# GCSE Certificates



## sarahlou84 (Aug 3, 2011)

Hello,

I'm moving to Dubai next month. I have not yet had any job offers but I have been in contact with a recruitment agency and they are confident that if I haven't got anything by the time I go, I will get something once I'm there.

Anyway, I'm trying to find out if I need to get my GCSE certicates checked by a solicitor before I go because I know that you need things certified by a solicitor for Visa purposes but I have read somewhere that the UAE doesn't count GCSE certificates because everyone does them in England.

The reason I am asking is because I can't find my GCSE certificates! I have an OCR typing qualification which I do have the certificate for. So will it be enough just to get that one checked? I have asked the recruitment agency, several solicitors and nobody seems to know!


----------



## dubaibound3 (Jun 9, 2011)

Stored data
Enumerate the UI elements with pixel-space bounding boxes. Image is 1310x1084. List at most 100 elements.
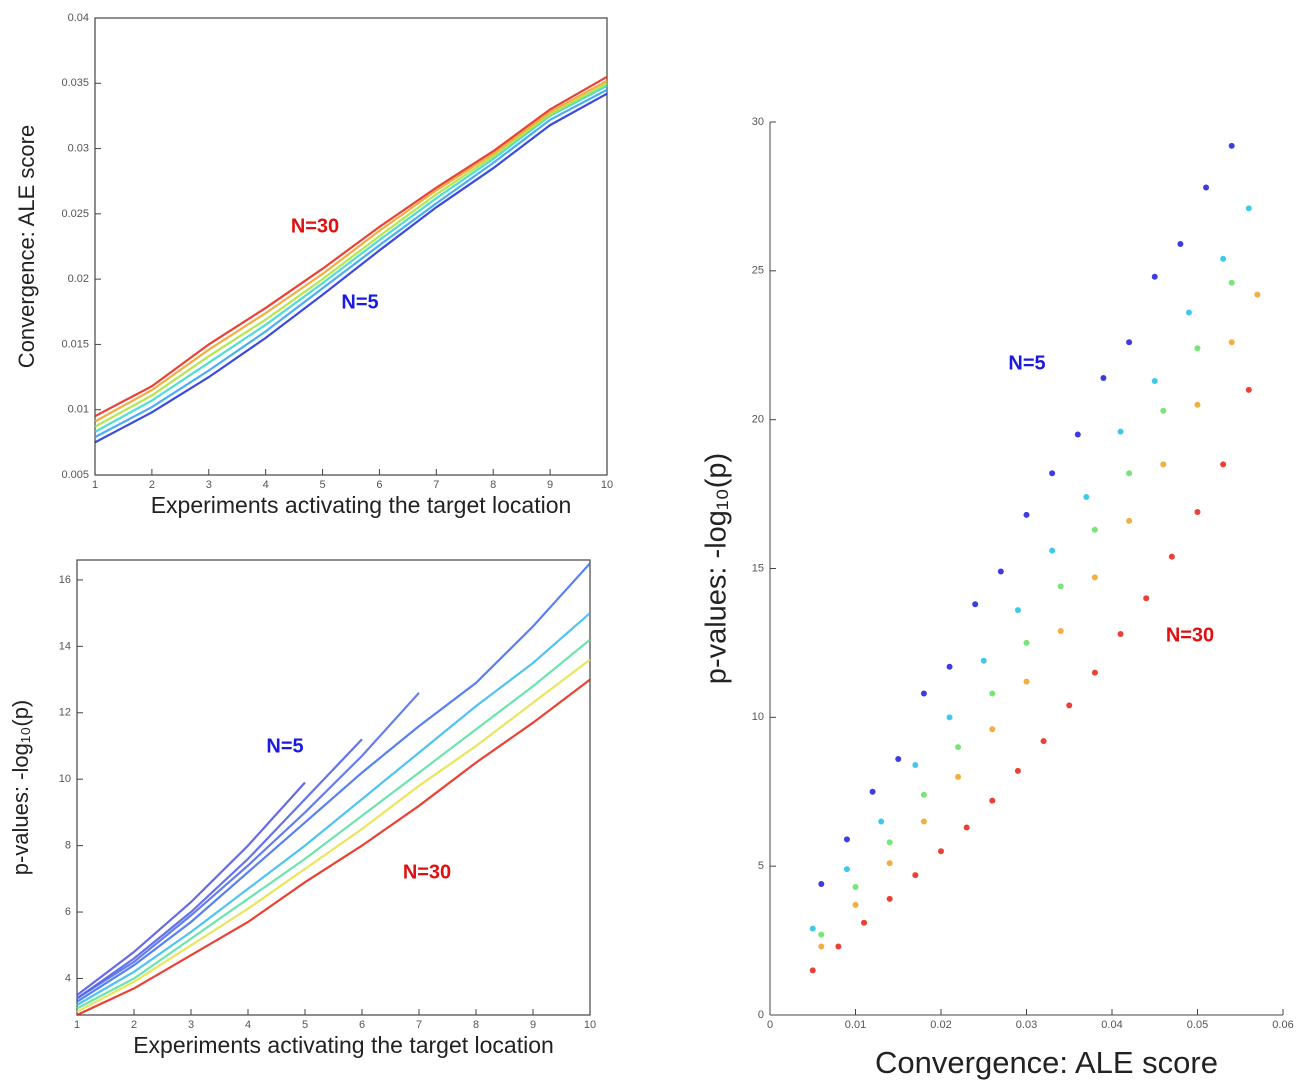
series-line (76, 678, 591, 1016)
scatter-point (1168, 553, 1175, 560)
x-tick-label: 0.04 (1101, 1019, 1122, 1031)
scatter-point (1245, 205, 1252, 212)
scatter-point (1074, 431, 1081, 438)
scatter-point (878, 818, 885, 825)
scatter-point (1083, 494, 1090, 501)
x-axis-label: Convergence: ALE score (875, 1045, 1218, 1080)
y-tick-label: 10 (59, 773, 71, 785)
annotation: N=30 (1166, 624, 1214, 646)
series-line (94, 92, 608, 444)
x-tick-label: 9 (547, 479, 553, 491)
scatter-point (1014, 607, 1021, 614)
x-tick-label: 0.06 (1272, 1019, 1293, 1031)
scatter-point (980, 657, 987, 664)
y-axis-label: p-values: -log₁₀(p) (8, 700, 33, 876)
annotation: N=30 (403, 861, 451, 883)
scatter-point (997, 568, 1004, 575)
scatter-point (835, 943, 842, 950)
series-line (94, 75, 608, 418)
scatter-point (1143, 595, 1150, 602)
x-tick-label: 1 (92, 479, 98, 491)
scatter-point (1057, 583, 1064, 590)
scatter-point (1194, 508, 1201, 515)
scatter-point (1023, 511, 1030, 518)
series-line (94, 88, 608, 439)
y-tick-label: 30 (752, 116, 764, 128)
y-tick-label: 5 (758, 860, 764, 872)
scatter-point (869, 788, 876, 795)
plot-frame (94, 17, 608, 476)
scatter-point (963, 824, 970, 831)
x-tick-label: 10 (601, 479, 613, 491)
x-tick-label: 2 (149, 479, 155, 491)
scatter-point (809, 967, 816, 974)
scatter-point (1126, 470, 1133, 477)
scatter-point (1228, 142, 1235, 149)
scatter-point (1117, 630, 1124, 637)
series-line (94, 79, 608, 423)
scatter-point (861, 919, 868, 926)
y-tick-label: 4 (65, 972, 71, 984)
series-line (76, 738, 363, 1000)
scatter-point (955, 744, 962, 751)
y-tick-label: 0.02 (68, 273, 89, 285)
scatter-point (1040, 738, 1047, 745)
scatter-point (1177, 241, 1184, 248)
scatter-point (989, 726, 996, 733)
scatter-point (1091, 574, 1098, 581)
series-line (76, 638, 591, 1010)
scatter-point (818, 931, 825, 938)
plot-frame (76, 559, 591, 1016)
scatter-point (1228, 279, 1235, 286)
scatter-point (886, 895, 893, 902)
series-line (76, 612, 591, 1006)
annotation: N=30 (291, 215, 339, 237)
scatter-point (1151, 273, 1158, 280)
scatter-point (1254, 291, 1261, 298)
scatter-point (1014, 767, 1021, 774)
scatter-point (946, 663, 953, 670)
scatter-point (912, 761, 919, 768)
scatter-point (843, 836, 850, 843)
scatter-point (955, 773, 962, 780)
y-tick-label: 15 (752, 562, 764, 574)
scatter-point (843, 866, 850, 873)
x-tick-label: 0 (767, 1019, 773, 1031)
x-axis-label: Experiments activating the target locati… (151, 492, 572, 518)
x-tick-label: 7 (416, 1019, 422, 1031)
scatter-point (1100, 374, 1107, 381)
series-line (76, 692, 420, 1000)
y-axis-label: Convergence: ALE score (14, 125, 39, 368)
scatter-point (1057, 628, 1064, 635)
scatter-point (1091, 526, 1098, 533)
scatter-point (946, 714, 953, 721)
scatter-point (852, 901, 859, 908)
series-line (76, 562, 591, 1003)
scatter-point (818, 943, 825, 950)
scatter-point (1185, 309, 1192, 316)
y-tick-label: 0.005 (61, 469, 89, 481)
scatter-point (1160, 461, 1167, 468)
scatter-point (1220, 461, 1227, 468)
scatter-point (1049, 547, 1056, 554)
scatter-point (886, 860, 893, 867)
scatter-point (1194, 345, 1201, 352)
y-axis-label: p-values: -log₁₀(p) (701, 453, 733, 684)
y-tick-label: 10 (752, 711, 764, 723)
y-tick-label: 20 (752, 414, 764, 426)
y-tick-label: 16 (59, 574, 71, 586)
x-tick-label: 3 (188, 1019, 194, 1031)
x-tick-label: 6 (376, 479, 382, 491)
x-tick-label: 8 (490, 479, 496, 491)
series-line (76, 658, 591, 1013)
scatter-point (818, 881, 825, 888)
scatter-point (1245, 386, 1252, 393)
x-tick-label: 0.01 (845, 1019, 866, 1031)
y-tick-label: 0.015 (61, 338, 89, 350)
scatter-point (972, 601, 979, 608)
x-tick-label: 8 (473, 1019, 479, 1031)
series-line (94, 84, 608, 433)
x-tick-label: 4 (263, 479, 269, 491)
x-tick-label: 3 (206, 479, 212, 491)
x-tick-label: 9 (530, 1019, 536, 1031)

* * *

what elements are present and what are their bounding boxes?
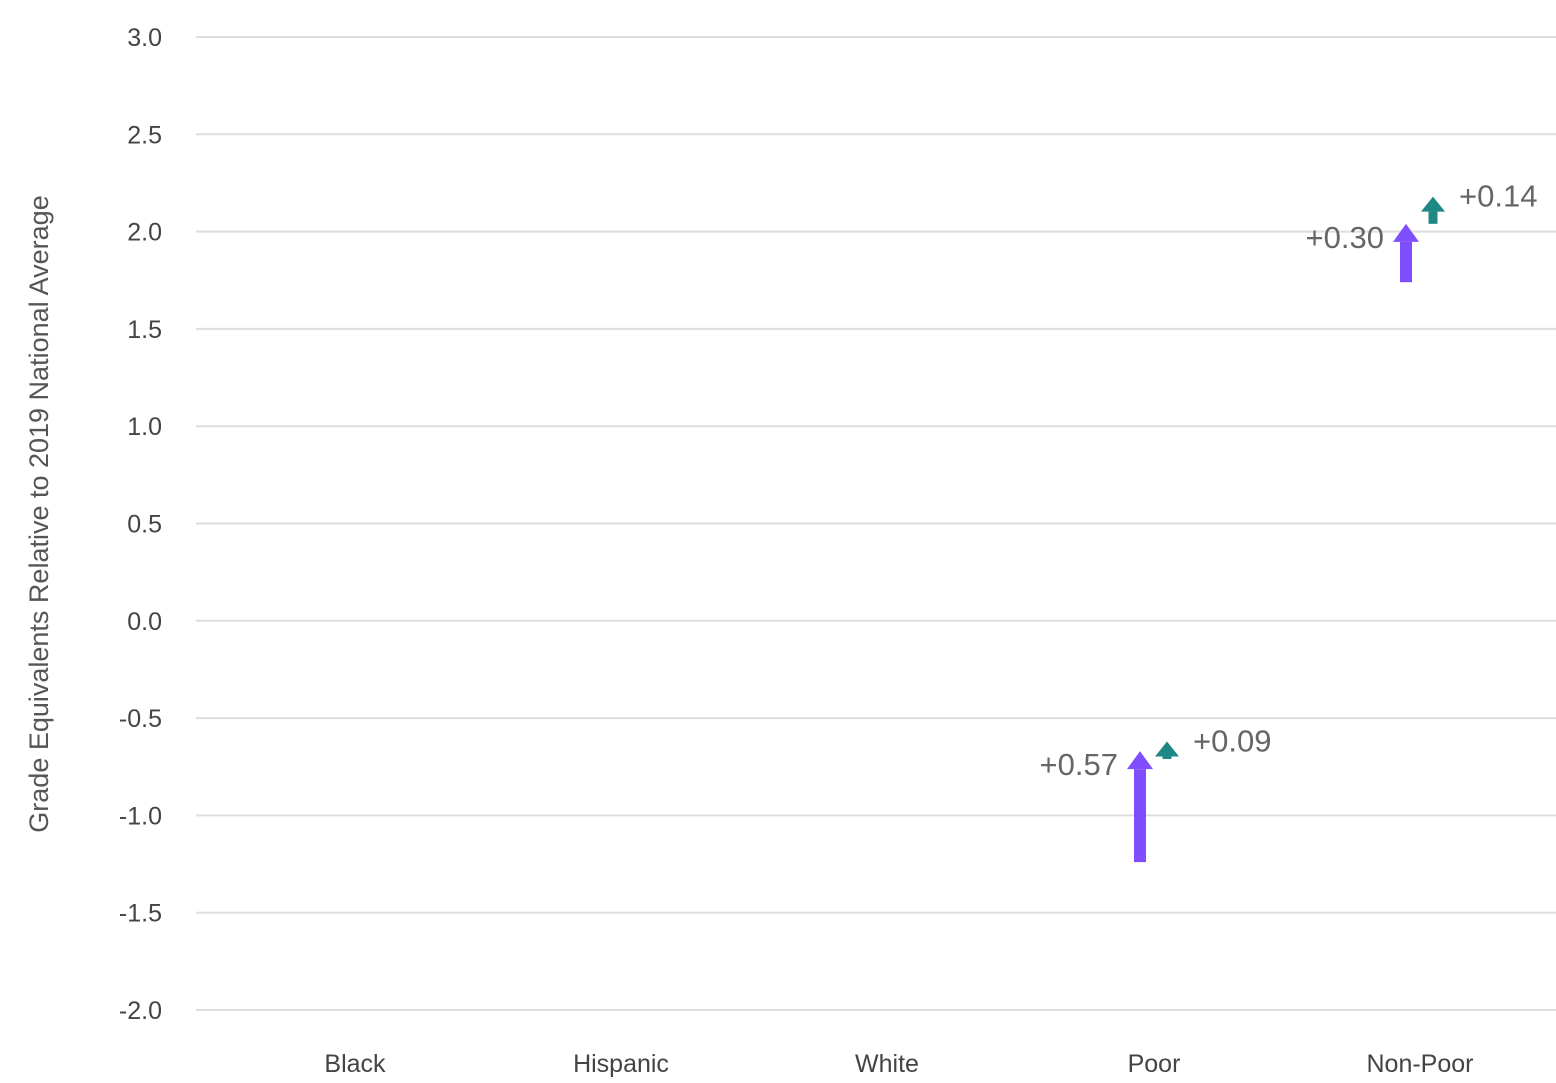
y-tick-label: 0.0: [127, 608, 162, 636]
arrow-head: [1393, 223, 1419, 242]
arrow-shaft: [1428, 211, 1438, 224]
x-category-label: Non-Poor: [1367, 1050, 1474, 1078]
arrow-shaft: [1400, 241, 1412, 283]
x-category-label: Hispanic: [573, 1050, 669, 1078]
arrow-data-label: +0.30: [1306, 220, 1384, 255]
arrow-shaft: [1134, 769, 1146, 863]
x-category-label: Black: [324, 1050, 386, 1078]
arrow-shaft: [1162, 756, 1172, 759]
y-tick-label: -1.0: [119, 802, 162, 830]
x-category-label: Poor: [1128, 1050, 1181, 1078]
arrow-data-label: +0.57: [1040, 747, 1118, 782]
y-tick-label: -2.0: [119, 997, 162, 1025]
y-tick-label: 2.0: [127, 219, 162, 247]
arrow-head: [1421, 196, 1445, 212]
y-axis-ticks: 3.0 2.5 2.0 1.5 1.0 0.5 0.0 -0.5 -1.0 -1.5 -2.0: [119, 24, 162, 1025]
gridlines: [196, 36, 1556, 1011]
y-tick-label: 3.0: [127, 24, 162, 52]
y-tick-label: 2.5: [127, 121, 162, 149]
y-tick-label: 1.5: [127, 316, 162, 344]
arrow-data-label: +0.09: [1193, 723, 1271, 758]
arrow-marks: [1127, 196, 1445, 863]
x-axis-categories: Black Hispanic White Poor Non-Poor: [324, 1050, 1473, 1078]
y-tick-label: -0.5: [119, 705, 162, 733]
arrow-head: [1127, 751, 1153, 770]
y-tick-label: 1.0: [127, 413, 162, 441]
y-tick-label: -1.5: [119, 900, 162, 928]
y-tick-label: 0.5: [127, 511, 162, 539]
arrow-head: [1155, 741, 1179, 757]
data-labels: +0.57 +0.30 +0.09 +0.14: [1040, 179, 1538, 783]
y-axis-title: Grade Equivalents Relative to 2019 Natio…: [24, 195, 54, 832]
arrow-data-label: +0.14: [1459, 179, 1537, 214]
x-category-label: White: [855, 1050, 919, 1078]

> **Task directions**
Can you edit the GCSE certificates thread, taking everything from "I'm moving to" down to "(Jun 9, 2011)" and replacing "recruitment agency" with "employment agency"?

> **Solution to this exercise**
I'm moving to Dubai next month. I have not yet had any job offers but I have been in contact with a employment agency and they are confident that if I haven't got anything by the time I go, I will get something once I'm there.

Anyway, I'm trying to find out if I need to get my GCSE certicates checked by a solicitor before I go because I know that you need things certified by a solicitor for Visa purposes but I have read somewhere that the UAE doesn't count GCSE certificates because everyone does them in England.

The reason I am asking is because I can't find my GCSE certificates! I have an OCR typing qualification which I do have the certificate for. So will it be enough just to get that one checked? I have asked the employment agency, several solicitors and nobody seems to know!


----------



## dubaibound3 (Jun 9, 2011)